### Exercise
State how many lines of the listing below include the word "JSON". Give only the number.

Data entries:
==============================

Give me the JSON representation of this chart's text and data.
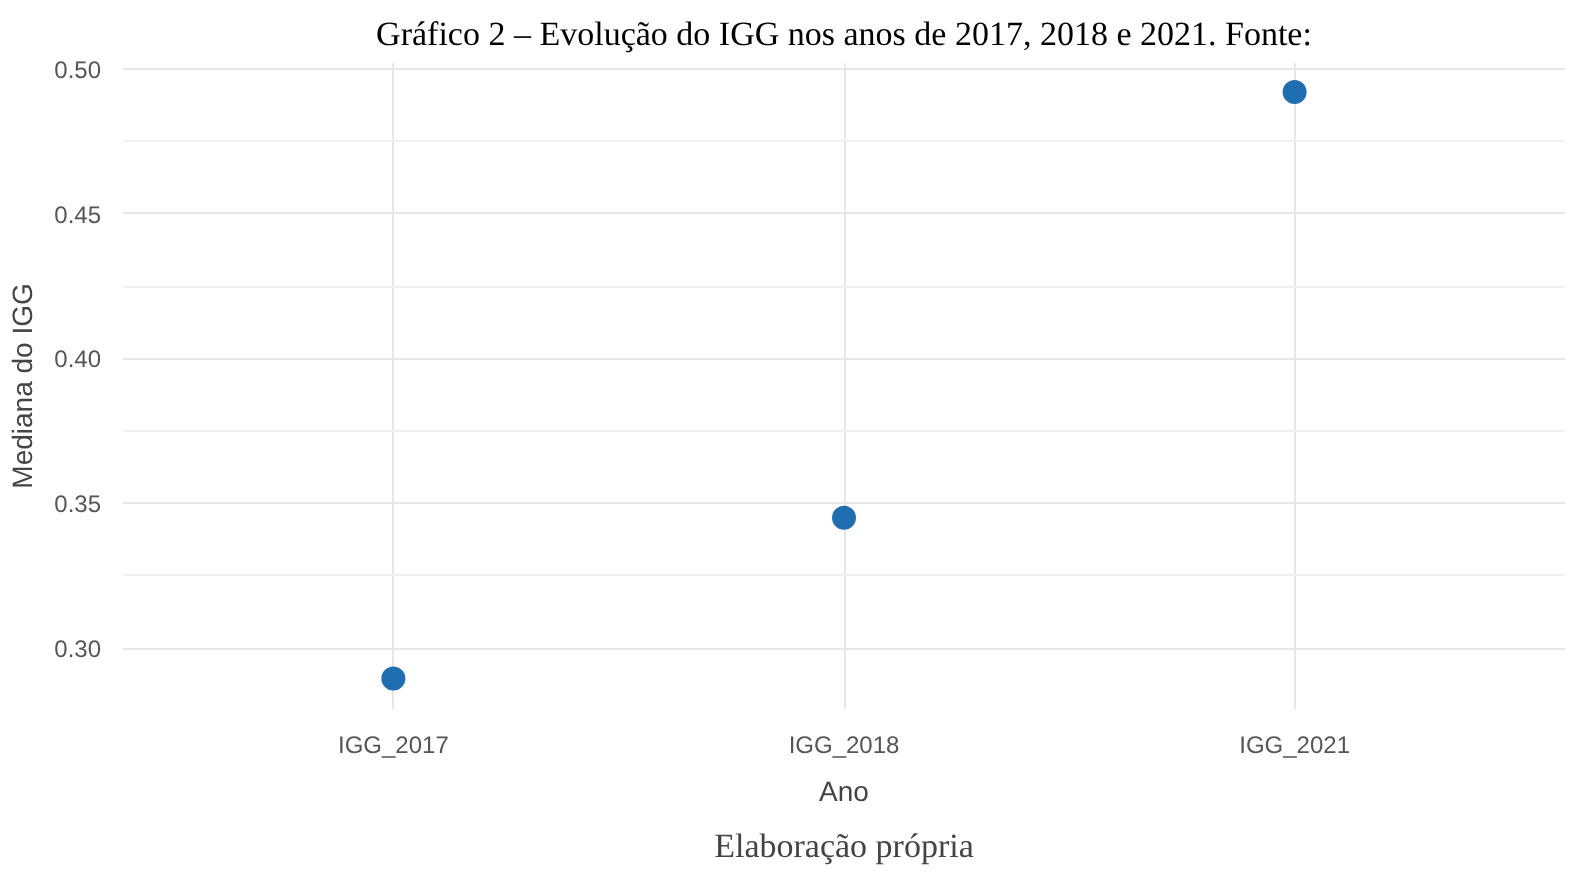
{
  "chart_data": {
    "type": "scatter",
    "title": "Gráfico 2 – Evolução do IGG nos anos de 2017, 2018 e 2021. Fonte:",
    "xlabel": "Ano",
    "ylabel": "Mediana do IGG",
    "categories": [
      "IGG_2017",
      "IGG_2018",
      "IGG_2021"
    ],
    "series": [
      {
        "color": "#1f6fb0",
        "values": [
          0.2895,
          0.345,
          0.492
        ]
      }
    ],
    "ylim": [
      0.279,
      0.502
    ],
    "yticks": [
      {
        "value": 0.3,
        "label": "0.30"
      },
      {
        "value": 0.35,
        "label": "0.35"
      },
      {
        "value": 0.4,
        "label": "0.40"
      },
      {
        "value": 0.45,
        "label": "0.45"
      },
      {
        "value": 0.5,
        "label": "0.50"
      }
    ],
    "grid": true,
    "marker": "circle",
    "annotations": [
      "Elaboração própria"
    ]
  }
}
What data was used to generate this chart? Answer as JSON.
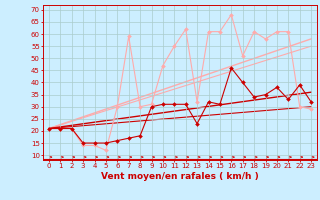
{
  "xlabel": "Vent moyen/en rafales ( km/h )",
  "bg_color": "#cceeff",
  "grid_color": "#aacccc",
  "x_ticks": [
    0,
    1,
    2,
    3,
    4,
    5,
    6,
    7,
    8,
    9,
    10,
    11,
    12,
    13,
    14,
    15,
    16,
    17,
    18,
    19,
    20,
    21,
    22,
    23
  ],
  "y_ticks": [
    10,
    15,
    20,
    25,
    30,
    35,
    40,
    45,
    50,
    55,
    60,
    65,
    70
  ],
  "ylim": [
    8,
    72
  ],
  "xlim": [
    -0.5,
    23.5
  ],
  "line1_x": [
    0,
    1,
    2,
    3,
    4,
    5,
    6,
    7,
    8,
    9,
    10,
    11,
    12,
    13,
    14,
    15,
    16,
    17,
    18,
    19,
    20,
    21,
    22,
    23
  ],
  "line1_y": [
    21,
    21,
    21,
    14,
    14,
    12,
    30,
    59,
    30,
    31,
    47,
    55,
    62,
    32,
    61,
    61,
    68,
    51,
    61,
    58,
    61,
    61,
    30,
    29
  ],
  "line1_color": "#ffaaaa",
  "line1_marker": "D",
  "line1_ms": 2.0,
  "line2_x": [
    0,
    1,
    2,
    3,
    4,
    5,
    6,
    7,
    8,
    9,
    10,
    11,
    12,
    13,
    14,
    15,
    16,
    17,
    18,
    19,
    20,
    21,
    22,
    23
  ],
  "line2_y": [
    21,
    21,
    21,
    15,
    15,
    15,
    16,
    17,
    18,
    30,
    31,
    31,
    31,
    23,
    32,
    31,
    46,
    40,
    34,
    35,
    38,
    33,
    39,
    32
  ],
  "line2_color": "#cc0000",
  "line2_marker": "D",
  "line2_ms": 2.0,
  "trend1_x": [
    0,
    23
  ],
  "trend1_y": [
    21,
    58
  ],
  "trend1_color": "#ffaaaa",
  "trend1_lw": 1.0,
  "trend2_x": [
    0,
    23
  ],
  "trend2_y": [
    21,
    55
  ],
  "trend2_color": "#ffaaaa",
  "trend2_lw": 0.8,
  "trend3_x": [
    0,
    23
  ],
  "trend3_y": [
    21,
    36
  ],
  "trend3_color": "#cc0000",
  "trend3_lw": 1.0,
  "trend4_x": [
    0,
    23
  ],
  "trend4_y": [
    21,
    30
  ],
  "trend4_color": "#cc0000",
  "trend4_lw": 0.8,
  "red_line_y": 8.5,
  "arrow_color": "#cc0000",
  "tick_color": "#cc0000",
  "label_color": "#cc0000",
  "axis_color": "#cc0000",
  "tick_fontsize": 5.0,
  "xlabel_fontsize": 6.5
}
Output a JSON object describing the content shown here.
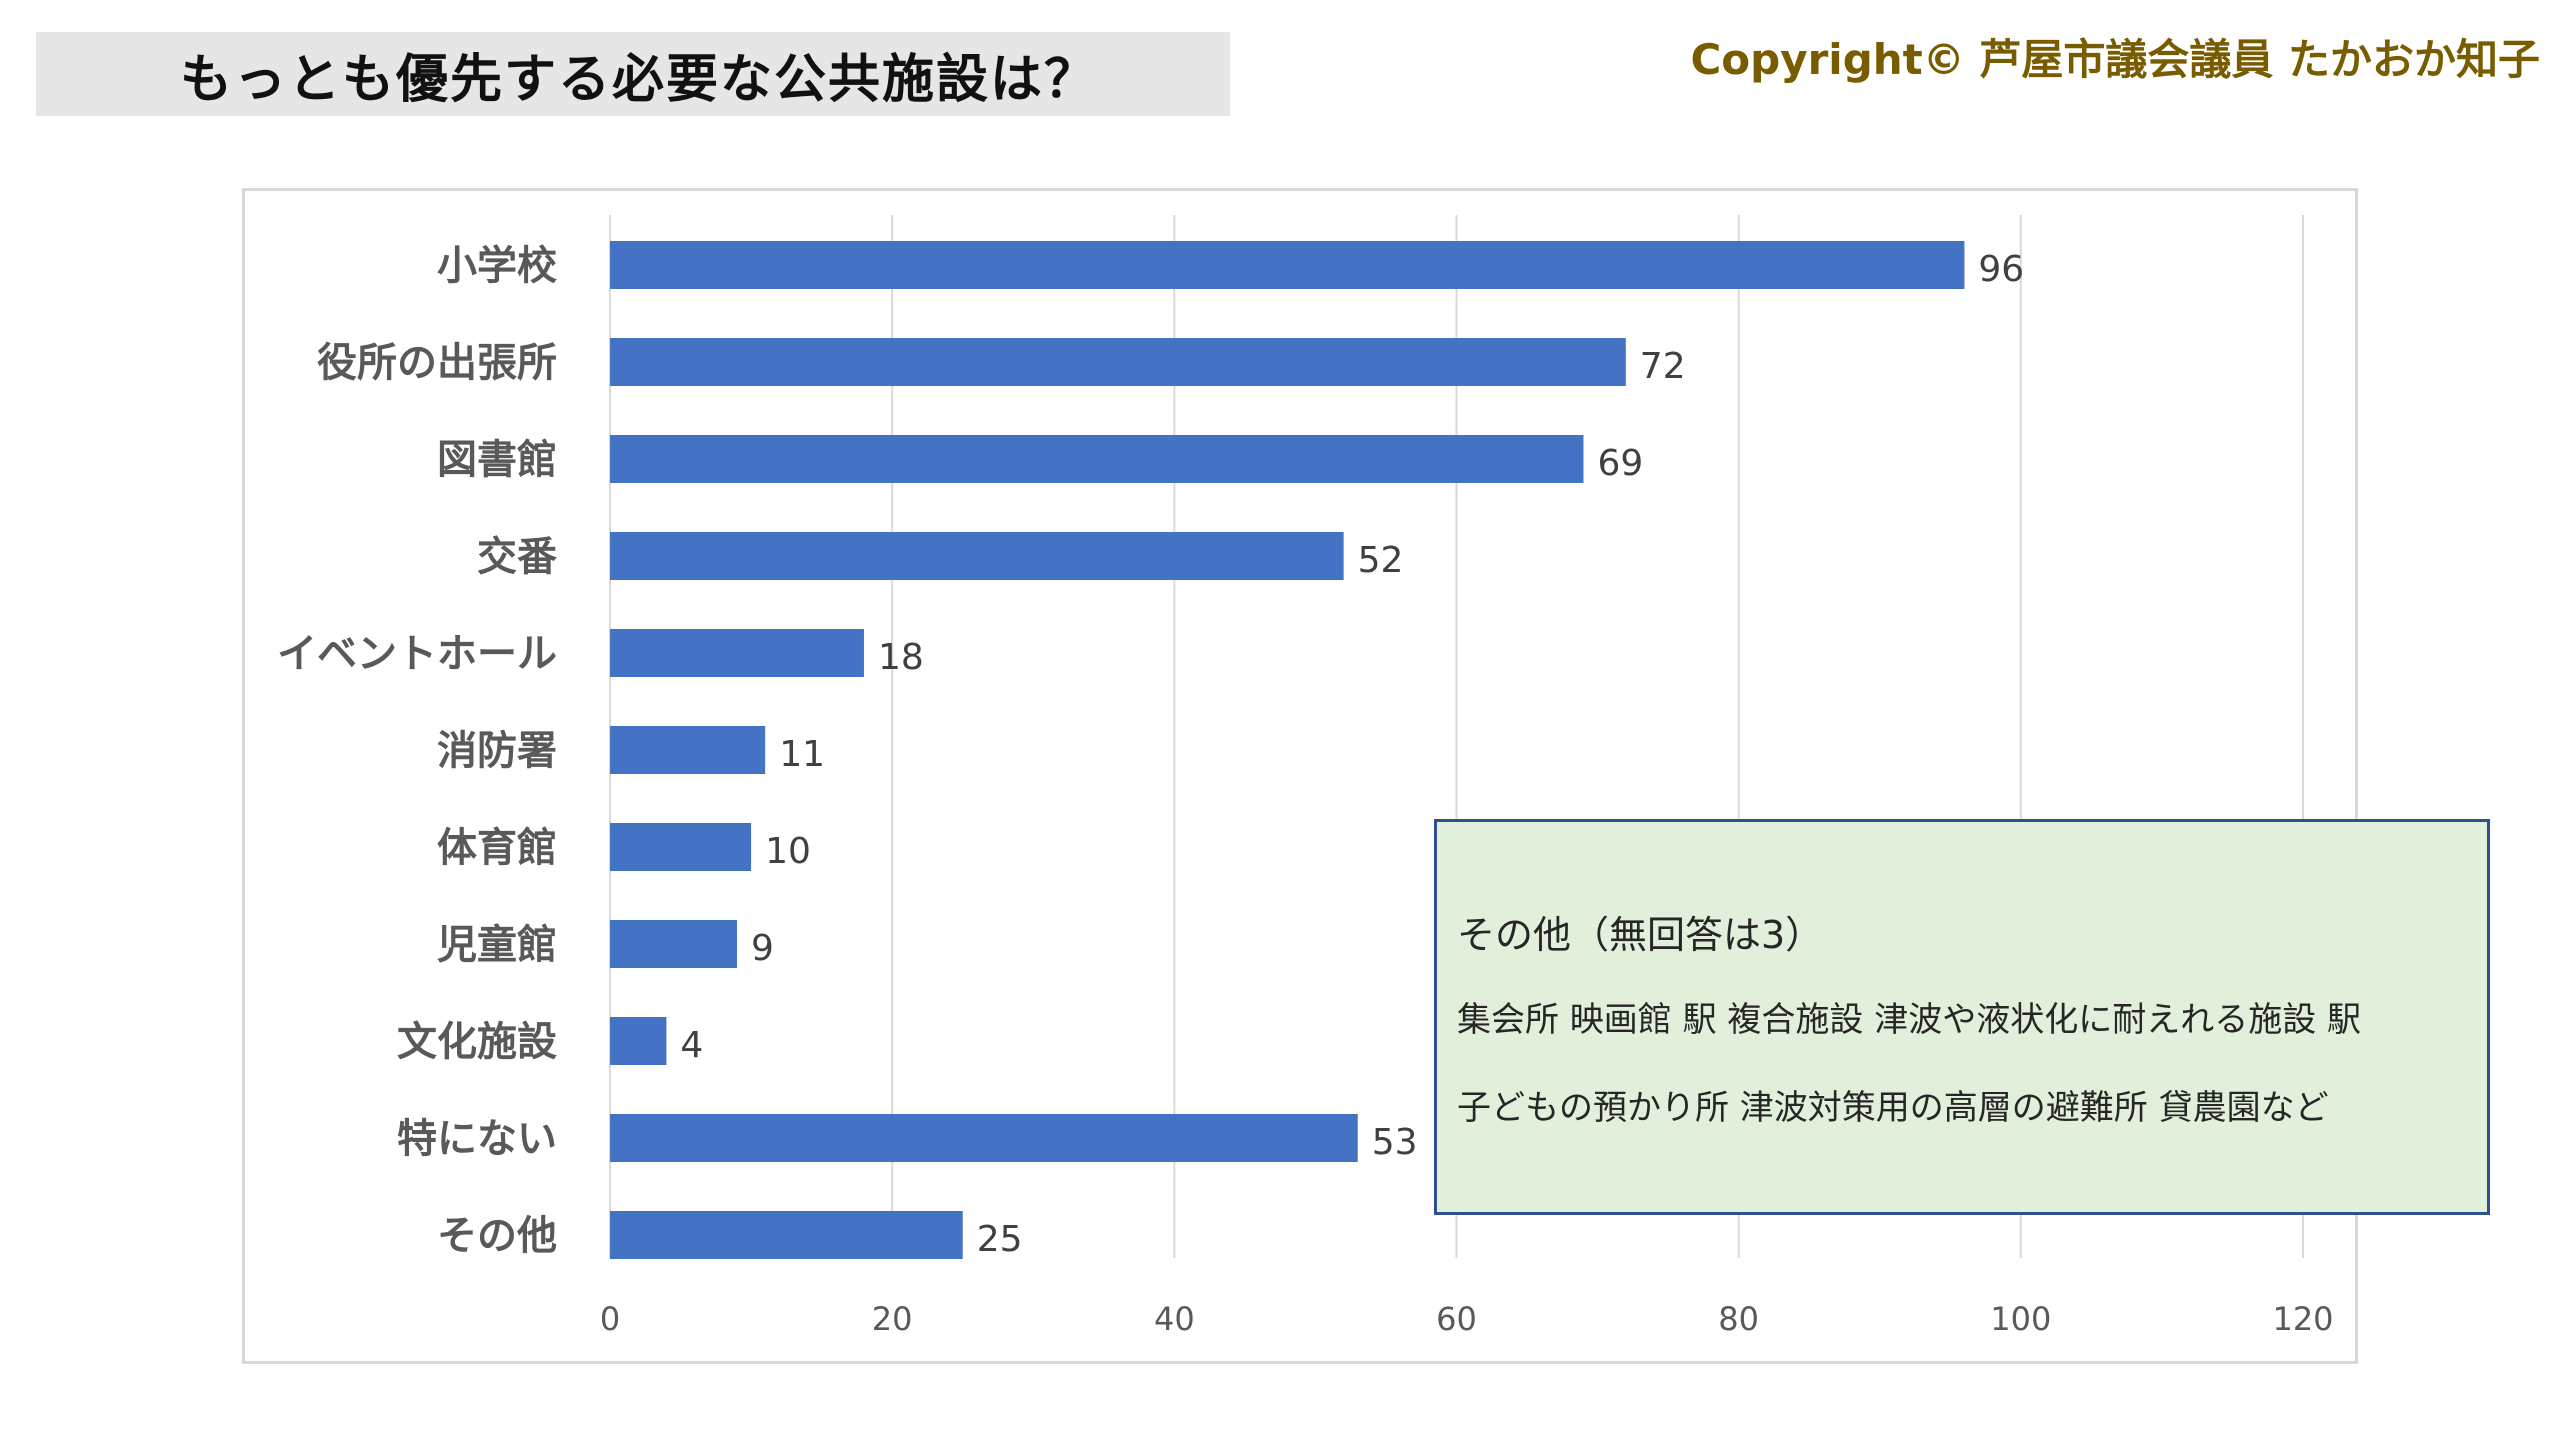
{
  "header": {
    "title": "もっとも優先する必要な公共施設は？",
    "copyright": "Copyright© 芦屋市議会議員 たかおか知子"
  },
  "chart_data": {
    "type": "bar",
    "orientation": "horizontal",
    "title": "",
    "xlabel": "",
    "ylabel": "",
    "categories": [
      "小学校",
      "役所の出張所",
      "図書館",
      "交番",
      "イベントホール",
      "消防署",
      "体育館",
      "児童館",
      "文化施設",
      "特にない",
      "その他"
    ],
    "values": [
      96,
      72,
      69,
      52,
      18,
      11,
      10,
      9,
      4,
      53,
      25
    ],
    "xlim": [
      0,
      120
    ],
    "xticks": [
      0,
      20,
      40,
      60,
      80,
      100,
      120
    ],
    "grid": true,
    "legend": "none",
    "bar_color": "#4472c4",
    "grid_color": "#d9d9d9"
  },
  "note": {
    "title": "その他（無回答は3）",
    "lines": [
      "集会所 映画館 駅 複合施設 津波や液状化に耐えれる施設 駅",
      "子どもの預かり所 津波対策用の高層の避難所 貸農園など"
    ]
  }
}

==============================

### Result below
3